··· Exercise materials

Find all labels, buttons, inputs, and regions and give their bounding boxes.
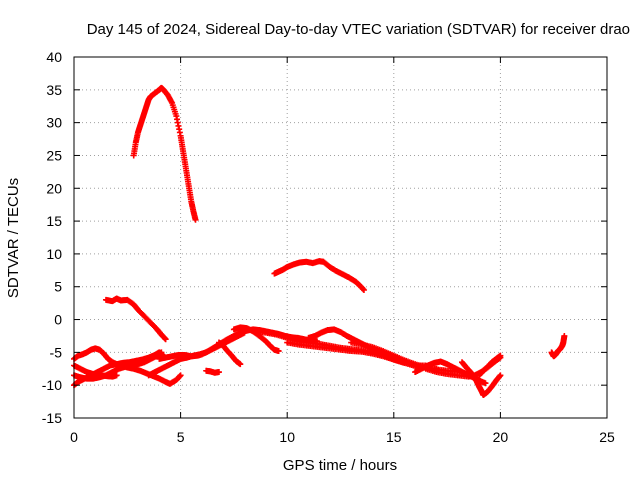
data-point	[113, 372, 120, 379]
data-points	[71, 84, 568, 399]
x-tick-label: 25	[599, 429, 615, 445]
y-tick-label: -10	[42, 377, 62, 393]
y-tick-label: 40	[46, 49, 62, 65]
series-arc-10	[203, 367, 222, 376]
y-axis-label: SDTVAR / TECUs	[5, 178, 22, 298]
y-tick-label: 25	[46, 147, 62, 163]
x-tick-label: 5	[177, 429, 185, 445]
series-arc-19	[459, 359, 504, 399]
series-arc-16	[348, 339, 461, 375]
y-tick-label: 15	[46, 213, 62, 229]
grid	[74, 57, 607, 418]
y-tick-label: -5	[50, 344, 63, 360]
y-tick-label: 20	[46, 180, 62, 196]
series-arc-11	[215, 339, 244, 368]
data-point	[497, 352, 504, 359]
data-point	[192, 216, 199, 223]
y-tick-label: 0	[54, 312, 62, 328]
data-point	[162, 336, 169, 343]
data-point	[561, 332, 568, 339]
x-tick-label: 10	[279, 429, 295, 445]
y-tick-label: -15	[42, 410, 62, 426]
data-point	[482, 380, 489, 387]
series-arc-mid	[271, 258, 367, 294]
x-tick-label: 20	[493, 429, 509, 445]
y-tick-label: 5	[54, 279, 62, 295]
y-tick-label: 10	[46, 246, 62, 262]
y-tick-label: 30	[46, 115, 62, 131]
x-axis-label: GPS time / hours	[283, 457, 397, 474]
series-arc-2	[102, 295, 169, 343]
data-point	[360, 287, 367, 294]
chart-title: Day 145 of 2024, Sidereal Day-to-day VTE…	[87, 21, 630, 38]
plot-frame	[73, 56, 608, 419]
data-point	[497, 372, 504, 379]
axes: 0 5 10 15 20 25 -15 -10 -5 0 5 10 15 20 25 30 35 40	[42, 49, 615, 445]
series-arc-12	[230, 324, 282, 355]
data-point	[237, 361, 244, 368]
series-arc-21	[548, 332, 568, 360]
data-point	[275, 348, 282, 355]
x-tick-label: 0	[70, 429, 78, 445]
series-arc-20	[476, 352, 504, 379]
data-point	[177, 372, 184, 379]
x-tick-label: 15	[386, 429, 402, 445]
data-point	[215, 369, 222, 376]
y-tick-label: 35	[46, 82, 62, 98]
series-arc-high	[130, 84, 199, 223]
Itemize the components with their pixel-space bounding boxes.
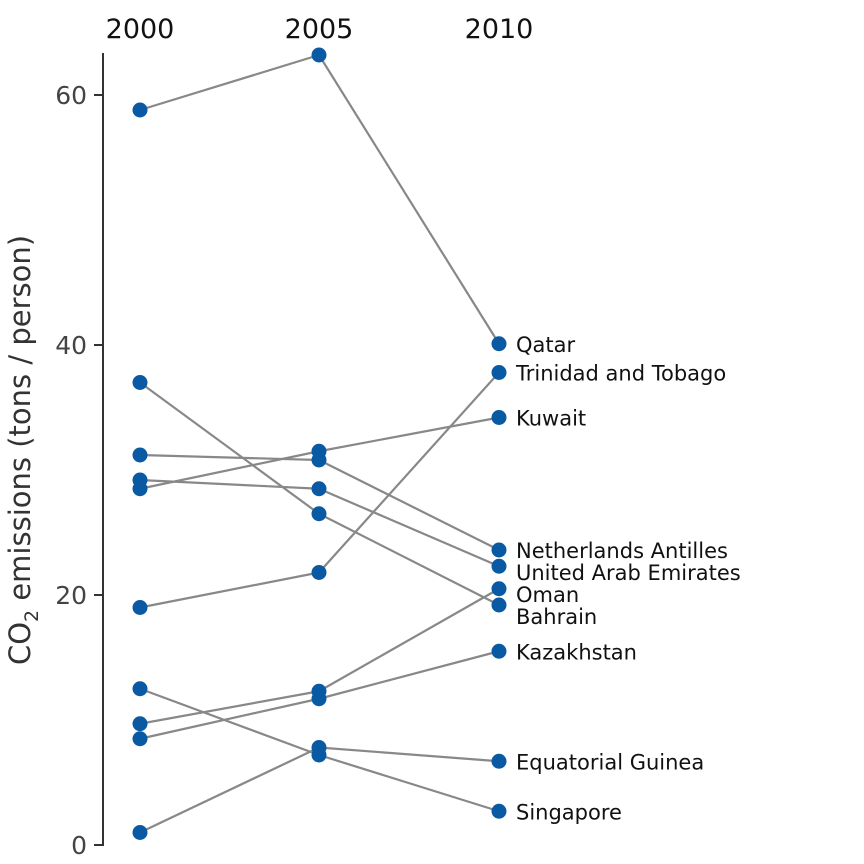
series-segment [139, 746, 320, 834]
data-point [311, 747, 327, 763]
series-segment [318, 650, 500, 700]
series-segment [318, 746, 500, 763]
series-segment [139, 478, 320, 490]
data-point [132, 825, 148, 840]
series-segment [139, 571, 320, 609]
y-axis-title-main: CO [3, 622, 37, 665]
y-tick-label: 0 [71, 831, 87, 860]
series-lines [139, 53, 500, 834]
series-segment [139, 697, 320, 740]
data-point [311, 481, 327, 497]
series-segment [318, 459, 500, 551]
data-point [132, 600, 148, 615]
data-point [491, 643, 507, 659]
data-point [491, 597, 507, 613]
data-point [491, 803, 507, 819]
series-segment [139, 687, 320, 757]
data-point [311, 452, 327, 468]
series-segment [139, 690, 320, 725]
series-segment [318, 487, 500, 568]
year-labels: 2000 2005 2010 [106, 14, 534, 45]
data-point [491, 365, 507, 380]
year-label: 2000 [106, 14, 175, 45]
data-points [132, 47, 507, 840]
series-segment [318, 512, 500, 606]
series-segment [318, 587, 500, 693]
year-label: 2010 [465, 14, 534, 45]
series-label: Oman [516, 583, 579, 607]
data-point [311, 47, 327, 63]
data-point [491, 542, 507, 558]
series-label: Bahrain [516, 605, 597, 629]
series-label: Equatorial Guinea [516, 750, 704, 774]
data-point [311, 691, 327, 707]
series-label: Trinidad and Tobago [515, 362, 726, 386]
series-label: Kazakhstan [516, 640, 637, 664]
data-point [311, 565, 327, 580]
series-label: Qatar [516, 333, 576, 357]
data-point [132, 375, 148, 390]
series-segment [318, 753, 500, 813]
data-point [132, 447, 148, 463]
series-segment [139, 53, 320, 112]
y-tick-label: 60 [55, 81, 87, 110]
country-labels: Qatar Trinidad and Tobago Kuwait Netherland… [515, 333, 741, 825]
series-label: Kuwait [516, 407, 586, 431]
data-point [132, 472, 148, 488]
y-tick-label: 20 [55, 581, 87, 610]
y-axis: 0 20 40 60 [55, 53, 104, 860]
series-label: Netherlands Antilles [516, 539, 728, 563]
data-point [311, 506, 327, 522]
data-point [132, 102, 148, 118]
data-point [132, 681, 148, 697]
data-point [491, 558, 507, 574]
series-segment [139, 381, 320, 515]
series-label: United Arab Emirates [516, 561, 741, 585]
y-axis-title-subscript: 2 [21, 610, 43, 622]
series-label: Singapore [516, 800, 622, 824]
data-point [491, 410, 507, 425]
data-point [491, 581, 507, 597]
series-segment [318, 416, 500, 453]
series-segment [318, 371, 500, 574]
y-axis-title-rest: emissions (tons / person) [3, 235, 37, 610]
data-point [491, 336, 507, 352]
data-point [132, 716, 148, 732]
year-label: 2005 [285, 14, 354, 45]
data-point [491, 753, 507, 769]
data-point [132, 731, 148, 747]
series-segment [139, 453, 320, 462]
y-tick-label: 40 [55, 331, 87, 360]
y-axis-title: CO2 emissions (tons / person) [3, 235, 43, 665]
series-segment [318, 54, 500, 345]
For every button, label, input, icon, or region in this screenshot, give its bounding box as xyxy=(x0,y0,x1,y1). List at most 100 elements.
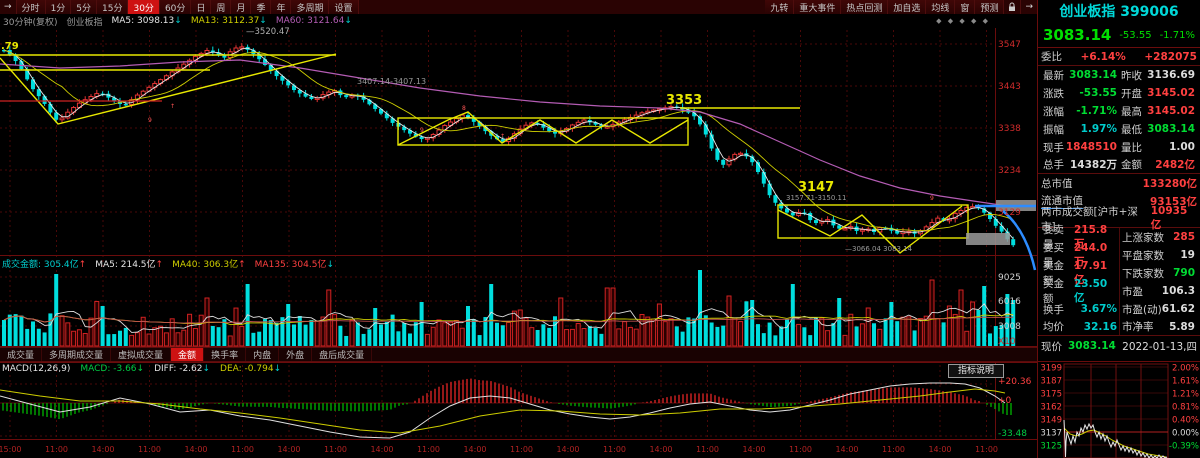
current-price-row: 现价 3083.14 2022-01-13,四 xyxy=(1041,340,1197,353)
volume-tab-多周期成交量[interactable]: 多周期成交量 xyxy=(42,348,112,361)
wide-stat-row: 两市成交额[沪市+深市] 10935亿 xyxy=(1038,205,1200,233)
jump-arrow-icon[interactable]: → xyxy=(0,0,17,14)
period-tab-月[interactable]: 月 xyxy=(231,0,252,14)
period-tab-30分[interactable]: 30分 xyxy=(128,0,160,14)
svg-text:11:00: 11:00 xyxy=(324,445,347,454)
stat-row: 总手 14382万 金额 2482亿 xyxy=(1038,156,1200,174)
volume-indicator-row: 成交金额: 305.4亿↑ MA5: 214.5亿↑ MA40: 306.3亿↑… xyxy=(2,257,334,270)
period-tab-季[interactable]: 季 xyxy=(251,0,272,14)
volume-bars xyxy=(2,270,1016,347)
svg-text:3547: 3547 xyxy=(998,40,1021,50)
svg-text:3129: 3129 xyxy=(998,208,1021,218)
collapse-panel-icon[interactable]: → xyxy=(1025,2,1033,12)
volume-tab-bar: 成交量 多周期成交量 虚拟成交量 金额 换手率 内盘 外盘 盘后成交量 xyxy=(0,347,1037,362)
period-tab-5分[interactable]: 5分 xyxy=(71,0,98,14)
stat-row: 买金额 23.50亿 市盈 106.3 xyxy=(1043,277,1195,306)
tool-button-九转[interactable]: 九转 xyxy=(765,0,795,14)
toolbar: → 分时 1分 5分 15分 30分 60分日周月季年多周期 设置 九转 重大事件 热点回测 加自… xyxy=(0,0,1037,14)
stat-row: 换手 3.67% 市盈(动) 61.62 xyxy=(1038,300,1200,318)
volume-tab-金额[interactable]: 金额 xyxy=(171,348,205,361)
svg-text:11:00: 11:00 xyxy=(696,445,719,454)
svg-text:15:00: 15:00 xyxy=(0,445,22,454)
period-tab-分时[interactable]: 分时 xyxy=(16,0,46,14)
svg-text:14:00: 14:00 xyxy=(742,445,765,454)
volume-tab-换手率[interactable]: 换手率 xyxy=(204,348,247,361)
period-tab-日[interactable]: 日 xyxy=(191,0,212,14)
instrument-title[interactable]: 创业板指 399006 xyxy=(1059,4,1179,20)
tool-button-均线[interactable]: 均线 xyxy=(926,0,956,14)
tool-button-加自选[interactable]: 加自选 xyxy=(888,0,927,14)
svg-text:6016: 6016 xyxy=(998,297,1021,307)
svg-text:0.81%: 0.81% xyxy=(1172,403,1199,413)
volume-tab-虚拟成交量[interactable]: 虚拟成交量 xyxy=(111,348,172,361)
quote-stats: 委比 +6.14% +282075 最新 3083.14 昨收 3136.69 涨跌 -53.5… xyxy=(1038,48,1200,356)
svg-text:X10: X10 xyxy=(998,337,1016,347)
period-tab-15分[interactable]: 15分 xyxy=(97,0,129,14)
svg-text:11:00: 11:00 xyxy=(789,445,812,454)
period-tab-1分[interactable]: 1分 xyxy=(45,0,72,14)
intraday-mini-chart[interactable]: 3199 3187 3175 3162 3149 3137 3125 2.00% 1.61% 1.… xyxy=(1038,361,1200,458)
stat-row: 最新 3083.14 昨收 3136.69 xyxy=(1043,69,1195,82)
svg-text:1.21%: 1.21% xyxy=(1172,390,1199,400)
volume-ma5: MA5: 214.5亿↑ xyxy=(95,259,164,270)
svg-text:-0.39%: -0.39% xyxy=(1169,442,1199,452)
period-tab-年[interactable]: 年 xyxy=(271,0,292,14)
tool-button-重大事件[interactable]: 重大事件 xyxy=(794,0,842,14)
volume-amount: 成交金额: 305.4亿↑ xyxy=(2,259,87,270)
svg-text:3353: 3353 xyxy=(666,93,702,108)
svg-text:↑: ↑ xyxy=(500,133,505,140)
stat-row: 卖金额 17.91亿 下跌家数 790 xyxy=(1043,259,1195,288)
svg-text:11:00: 11:00 xyxy=(231,445,254,454)
svg-text:3162: 3162 xyxy=(1040,403,1062,413)
volume-tab-成交量[interactable]: 成交量 xyxy=(0,348,43,361)
svg-text:11:00: 11:00 xyxy=(975,445,998,454)
period-tab-周[interactable]: 周 xyxy=(211,0,232,14)
svg-text:1.61%: 1.61% xyxy=(1172,377,1199,387)
stat-row: 涨幅 -1.71% 最高 3145.02 xyxy=(1043,105,1195,118)
svg-text:-33.48: -33.48 xyxy=(998,429,1027,439)
indicator-help-button[interactable]: 指标说明 xyxy=(948,364,1004,378)
svg-text:3407.14-3407.13: 3407.14-3407.13 xyxy=(357,77,426,86)
period-tab-多周期[interactable]: 多周期 xyxy=(291,0,330,14)
period-label: 30分钟(复权) xyxy=(3,17,58,28)
svg-text:0.00%: 0.00% xyxy=(1172,429,1199,439)
volume-tab-内盘[interactable]: 内盘 xyxy=(246,348,280,361)
period-tab-设置[interactable]: 设置 xyxy=(329,0,359,14)
dea-value: DEA: -0.794↓ xyxy=(220,364,282,374)
price-change: -53.55 xyxy=(1119,29,1152,41)
svg-text:11:00: 11:00 xyxy=(882,445,905,454)
svg-text:3234: 3234 xyxy=(998,166,1021,176)
svg-text:14:00: 14:00 xyxy=(370,445,393,454)
svg-text:—3066.04 3083.14: —3066.04 3083.14 xyxy=(845,245,913,253)
wide-stat-row: 总市值 133280亿 xyxy=(1041,177,1197,190)
lock-icon[interactable] xyxy=(1004,0,1022,14)
svg-text:+0: +0 xyxy=(998,396,1012,406)
ma-indicator-row: 30分钟(复权) 创业板指 MA5: 3098.13↓ MA13: 3112.3… xyxy=(0,14,1036,28)
toolbar-tools: 九转 重大事件 热点回测 加自选 均线窗预测 xyxy=(765,0,1005,14)
tool-button-热点回测[interactable]: 热点回测 xyxy=(841,0,889,14)
svg-text:3157.71-3150.11: 3157.71-3150.11 xyxy=(786,194,846,202)
tool-button-预测[interactable]: 预测 xyxy=(975,0,1005,14)
volume-tab-外盘[interactable]: 外盘 xyxy=(279,348,313,361)
main-chart-canvas[interactable]: .79 —3520.47 3407.14-3407.13 3353 31473157.7… xyxy=(0,0,1037,458)
toolbar-spacer xyxy=(359,0,766,14)
svg-text:11:00: 11:00 xyxy=(603,445,626,454)
period-tab-60分[interactable]: 60分 xyxy=(159,0,192,14)
stat-row: 涨跌 -53.55 开盘 3145.02 xyxy=(1043,87,1195,100)
svg-text:14:00: 14:00 xyxy=(649,445,672,454)
svg-text:8: 8 xyxy=(462,105,466,112)
svg-text:11:00: 11:00 xyxy=(138,445,161,454)
stat-row: 委卖量 215.8万 上涨家数 285 xyxy=(1043,223,1195,252)
stat-row: 均价 32.16 市净率 5.89 xyxy=(1038,318,1200,336)
volume-tab-盘后成交量[interactable]: 盘后成交量 xyxy=(312,348,373,361)
svg-text:14:00: 14:00 xyxy=(835,445,858,454)
svg-text:3175: 3175 xyxy=(1040,390,1062,400)
ma5-value: MA5: 3098.13↓ xyxy=(111,16,182,26)
diamond-markers-icon: ◆ ◆ ◆ ◆ ◆ xyxy=(936,17,990,25)
quote-panel: 创业板指 399006 3083.14 -53.55 -1.71% 委比 +6.1… xyxy=(1037,0,1200,458)
ma60-value: MA60: 3121.64↓ xyxy=(275,16,352,26)
svg-text:11:00: 11:00 xyxy=(417,445,440,454)
ma13-value: MA13: 3112.37↓ xyxy=(190,16,267,26)
tool-button-窗[interactable]: 窗 xyxy=(955,0,976,14)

······

**What the task requires:**
Rewrite the lines of the items starting at the line that contains "series-segment [139, 746, 320, 834]" and ending at the line that contains "series-segment [139, 381, 320, 515]", replacing "series-label" with "legend-label" and leaving everything else unchanged. Return only those lines.

**Solution to this task:**
series-segment [139, 746, 320, 834]
data-point [311, 747, 327, 763]
series-segment [318, 650, 500, 700]
series-segment [318, 746, 500, 763]
series-segment [139, 478, 320, 490]
data-point [132, 825, 148, 840]
series-segment [139, 571, 320, 609]
y-axis-title-main: CO [3, 622, 37, 665]
y-tick-label: 0 [71, 831, 87, 860]
series-lines [139, 53, 500, 834]
series-segment [139, 697, 320, 740]
data-point [311, 481, 327, 497]
series-segment [318, 459, 500, 551]
data-point [132, 600, 148, 615]
data-point [491, 643, 507, 659]
data-point [491, 597, 507, 613]
data-point [491, 803, 507, 819]
series-segment [139, 687, 320, 757]
data-point [311, 452, 327, 468]
series-segment [139, 690, 320, 725]
series-segment [318, 487, 500, 568]
year-labels: 2000 2005 2010 [106, 14, 534, 45]
data-point [491, 365, 507, 380]
year-label: 2000 [106, 14, 175, 45]
data-points [132, 47, 507, 840]
series-segment [318, 512, 500, 606]
series-segment [318, 587, 500, 693]
year-label: 2010 [465, 14, 534, 45]
legend-label: Oman [516, 583, 579, 607]
data-point [311, 47, 327, 63]
data-point [491, 542, 507, 558]
legend-label: Bahrain [516, 605, 597, 629]
legend-label: Equatorial Guinea [516, 750, 704, 774]
data-point [311, 691, 327, 707]
legend-label: Trinidad and Tobago [515, 362, 726, 386]
legend-label: Kazakhstan [516, 640, 637, 664]
data-point [311, 565, 327, 580]
legend-label: Qatar [516, 333, 576, 357]
data-point [132, 375, 148, 390]
series-segment [318, 753, 500, 813]
data-point [132, 447, 148, 463]
series-segment [139, 53, 320, 112]
y-tick-label: 60 [55, 81, 87, 110]
country-labels: Qatar Trinidad and Tobago Kuwait Netherland… [515, 333, 741, 825]
legend-label: Kuwait [516, 407, 586, 431]
data-point [132, 472, 148, 488]
y-tick-label: 20 [55, 581, 87, 610]
y-axis: 0 20 40 60 [55, 53, 104, 860]
legend-label: Netherlands Antilles [516, 539, 728, 563]
data-point [311, 506, 327, 522]
data-point [132, 102, 148, 118]
data-point [132, 681, 148, 697]
data-point [491, 558, 507, 574]
series-segment [139, 381, 320, 515]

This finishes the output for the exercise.